◆ Görev 1: Aşağıdaki haber metninde geçen ve bir ay ya da yıl belirten bütün zaman ifadelerini sıralayın.
◆ Görev 2:
Aşağıdaki haber metnine göre şu soruları yanıtlayın:
(a) İsrail'in Mavi Marmara gemisine düzenlediği operasyon kaç Türk'ün ölümüyle sonuçlandı?
(b) Livni'ye göre uluslararası toplum hangi konuda hata etti?
(c) Komisyona ifade veren diğer isim kim ve görevi nedir?

◆ Belge alıntısı:
-- -- --
'Türkiye'nin derdi Gazze'ye yardım değildi'

İsrail'de ana muhalefet lideri Tzipi Livni, "Türkiye'nin isteği Gazze'ye yardım götürmek değil siyasiydi" dedi.

'Türkiye'nin derdi Gazze'ye yardım değildi'

İsrail muhalefet lideri ve Kadima Partisi Genel Başkanı Tzipi Livni, Türkiye'nin Gazze'ye yardım götürmek değil, "uluslararası kararlara karşı duran siyasi bir eylem gerçekleştirmek amacında olduğunu" öne sürdü.

İsrail'in 31 Mayıs'ta Mavi Marmara gemisine düzenlediği ve 9 Türk'ün ölümüyle sonuçlanan operasyonu soruşturmakla görevli Turkel Komisyonu bugün, Ağustos ayında komisyona ifade vermek için başvuruda bulunan eski Dışişleri Bakanı Livni'yi dinledi.

Livni, Gazze'ye yardım filosuna kamuoyunun gösterdiği desteği, söz konusu tarihte Filistinliler ile barış görüşmelerinin askıda olmasının yarattığı siyasi boşluğa bağladı. Livni, "Politikaları değişmekte olan Türkiye'nin de Hamas'a meşruiyet kazandırmak amacıyla bu boşluktan yararlandığını" iddia etti.

Komisyona "Filo krizi sırasında İsrail'in eylemlerinin meşruluğunu güçlendirmek üzere geldiğini" söyleyen Livni, "Türkiye'nin isteğinin, Gazze'ye yardım götürmek olmadığını, çünkü bu seçeneğin kendisine sunulduğunu, asıl amacın uluslararası kararlara karşı duran siyasi bir eylem gerçekleştirmek olduğunu" öne sürdü.

İsrail'in Gazze Şeridi'ne uyguladığı deniz ablukasının nedenine ilişkin soruya da Livni, 1994-95 yıllarında İsrail ve Filistinliler arasında varılan ve uluslararası toplumca tanınan anlaşmalara göre Gazze'nin, hiçbir şekilde denize açılma hakkına ve bir limana sahip olmadığı görüşünü savundu.

Kadima lideri, Turkel Komisyonu'na verdiği ifadesinde ayrıca, uluslararası toplumun Hamas'ın 2006 yılındaki seçimlere katılmasına izin vermekle hata etmiş olduğu görüşünü dile getirdi.

AŞKENAZİ: ASKERLER ÖLÇÜLÜ VE HASSASTI
Bugün komisyona ifade veren bir diğer isim ise İsrail Genelkurmay Başkanı Gabi Aşkenazi oldu. Aşkenazi bir kez daha İsrail askerlerinin tavrını savundu.
-- -- --
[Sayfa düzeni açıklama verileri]

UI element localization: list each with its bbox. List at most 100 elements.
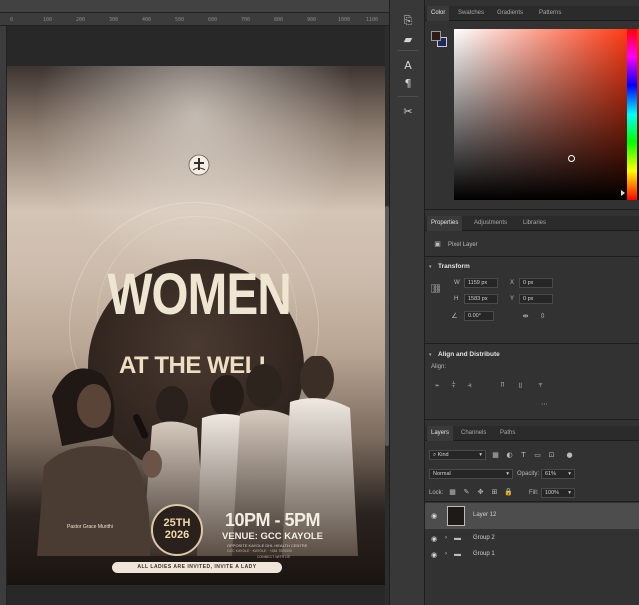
layer-row[interactable]: ◉ › ▬ Group 2 [425, 531, 639, 547]
filter-adjustment-icon[interactable]: ◐ [505, 451, 514, 460]
venue-contact: GCC KAYOLE · KAYOLE · +254 7000000 [227, 549, 292, 553]
lock-image-icon[interactable]: ✎ [462, 488, 471, 497]
hue-slider-handle[interactable] [621, 190, 625, 196]
tab-patterns[interactable]: Patterns [535, 6, 565, 21]
align-center-v-icon[interactable]: ⫫ [516, 381, 525, 390]
lock-transparent-icon[interactable]: ▦ [448, 488, 457, 497]
comment-icon[interactable]: ▰ [401, 32, 415, 46]
ruler-tick: 800 [274, 17, 284, 23]
layer-row[interactable]: ◉ Layer 12 [425, 503, 639, 529]
lock-position-icon[interactable]: ✥ [476, 488, 485, 497]
tab-adjustments[interactable]: Adjustments [470, 216, 511, 231]
layers-panel-tabs: Layers Channels Paths [425, 426, 639, 441]
filter-kind-value: Kind [437, 452, 449, 458]
paragraph-icon[interactable]: ¶ [401, 76, 415, 90]
more-options-icon[interactable]: ⋯ [540, 400, 549, 409]
tab-channels[interactable]: Channels [457, 426, 490, 441]
filter-type-icon[interactable]: T [519, 451, 528, 460]
foreground-color-swatch[interactable] [431, 31, 441, 41]
chevron-right-icon[interactable]: › [445, 551, 447, 557]
event-venue: VENUE: GCC KAYOLE [222, 531, 323, 542]
tab-color[interactable]: Color [427, 6, 450, 21]
properties-panel-tabs: Properties Adjustments Libraries [425, 216, 639, 231]
lock-all-icon[interactable]: 🔒 [504, 488, 513, 497]
height-field[interactable]: 1583 px [464, 294, 498, 304]
align-left-icon[interactable]: ⫦ [433, 381, 442, 390]
color-picker-cursor[interactable] [568, 155, 575, 162]
pastor-name-caption: Pastor Grace Murithi [67, 524, 113, 530]
hue-slider[interactable] [627, 29, 637, 200]
poster-title-women: WOMEN [107, 262, 291, 327]
layer-name[interactable]: Group 2 [473, 535, 495, 541]
lock-artboard-icon[interactable]: ⊞ [490, 488, 499, 497]
x-label: X [510, 280, 515, 286]
panel-icon-column: ⎘ ▰ A ¶ ✂ [389, 0, 425, 605]
flip-vertical-icon[interactable]: ⇳ [538, 312, 547, 321]
filter-shape-icon[interactable]: ▭ [533, 451, 542, 460]
poster-artwork[interactable]: WOMEN AT THE WELL Pastor Grace Murithi 2… [7, 66, 385, 585]
blend-mode-value: Normal [433, 471, 451, 477]
panel-divider [425, 501, 639, 502]
pixel-layer-icon: ▣ [434, 240, 441, 248]
layer-name[interactable]: Group 1 [473, 551, 495, 557]
x-field[interactable]: 0 px [519, 278, 553, 288]
align-right-icon[interactable]: ⫣ [465, 381, 474, 390]
filter-toggle-icon[interactable]: ● [565, 451, 574, 460]
panel-divider [425, 209, 639, 210]
opacity-field[interactable]: 61% ▾ [541, 469, 575, 479]
tab-libraries[interactable]: Libraries [519, 216, 550, 231]
tools-settings-icon[interactable]: ✂ [401, 104, 415, 118]
tab-swatches[interactable]: Swatches [454, 6, 488, 21]
align-top-icon[interactable]: ⫪ [498, 381, 507, 390]
tab-paths[interactable]: Paths [496, 426, 519, 441]
document-tab-strip [0, 0, 389, 13]
venue-connect: CONNECT WITH US [257, 555, 290, 559]
tab-properties[interactable]: Properties [427, 216, 463, 231]
link-dimensions-icon[interactable]: ⛓ [431, 284, 441, 293]
chevron-right-icon[interactable]: › [445, 535, 447, 541]
layer-thumbnail [447, 506, 465, 526]
filter-pixel-icon[interactable]: ▦ [491, 451, 500, 460]
transform-heading: Transform [438, 263, 470, 270]
date-day: 25TH [163, 517, 191, 530]
angle-field[interactable]: 0.00° [464, 311, 494, 321]
width-field[interactable]: 1159 px [464, 278, 498, 288]
ruler-tick: 300 [109, 17, 119, 23]
width-label: W [454, 280, 460, 286]
chevron-down-icon[interactable]: ▾ [429, 352, 432, 358]
opacity-label: Opacity: [517, 471, 540, 477]
align-label: Align: [431, 364, 447, 370]
eye-icon[interactable]: ◉ [431, 551, 440, 559]
filter-smart-object-icon[interactable]: ⊡ [547, 451, 556, 460]
layer-row[interactable]: ◉ › ▬ Group 1 [425, 547, 639, 563]
chevron-down-icon: ▾ [506, 471, 509, 477]
character-icon[interactable]: A [401, 58, 415, 72]
history-brush-icon[interactable]: ⎘ [401, 14, 415, 28]
fill-field[interactable]: 100% ▾ [541, 488, 575, 498]
invite-banner: ALL LADIES ARE INVITED, INVITE A LADY [112, 562, 282, 573]
panel-divider [425, 343, 639, 344]
date-year: 2026 [164, 529, 190, 542]
layer-filter-select[interactable]: ⌕ Kind ▾ [429, 450, 486, 460]
layer-kind-label: Pixel Layer [448, 242, 478, 248]
blend-mode-select[interactable]: Normal ▾ [429, 469, 513, 479]
tool-separator [398, 50, 418, 51]
chevron-down-icon[interactable]: ▾ [429, 264, 432, 270]
eye-icon[interactable]: ◉ [431, 535, 440, 543]
align-center-h-icon[interactable]: ⫩ [449, 381, 458, 390]
panel-divider [425, 419, 639, 420]
color-panel-tabs: Color Swatches Gradients Patterns [425, 6, 639, 21]
ruler-tick: 1100 [366, 17, 379, 23]
tab-gradients[interactable]: Gradients [493, 6, 527, 21]
vertical-ruler[interactable] [0, 26, 7, 605]
horizontal-ruler[interactable]: 0 100 200 300 400 500 600 700 800 900 10… [0, 13, 389, 26]
tab-layers[interactable]: Layers [427, 426, 454, 441]
y-field[interactable]: 0 px [519, 294, 553, 304]
layer-name[interactable]: Layer 12 [473, 512, 496, 518]
chevron-down-icon: ▾ [568, 490, 571, 496]
flip-horizontal-icon[interactable]: ⇹ [521, 312, 530, 321]
align-bottom-icon[interactable]: ⫧ [536, 381, 545, 390]
folder-icon: ▬ [454, 551, 461, 558]
color-field[interactable] [454, 29, 639, 200]
eye-icon[interactable]: ◉ [431, 512, 440, 520]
-- -- --
◆ Çözüm 1:
31 Mayıs
Ağustos
1994-95
2006

◆ Çözüm 2:
(a) 9 Türk'ün ölümüyle sonuçlandı.
(b) Hamas'ın 2006 yılındaki seçimlere katılmasına izin vermekle hata etti.
(c) Gabi Aşkenazi; İsrail Genelkurmay Başkanı.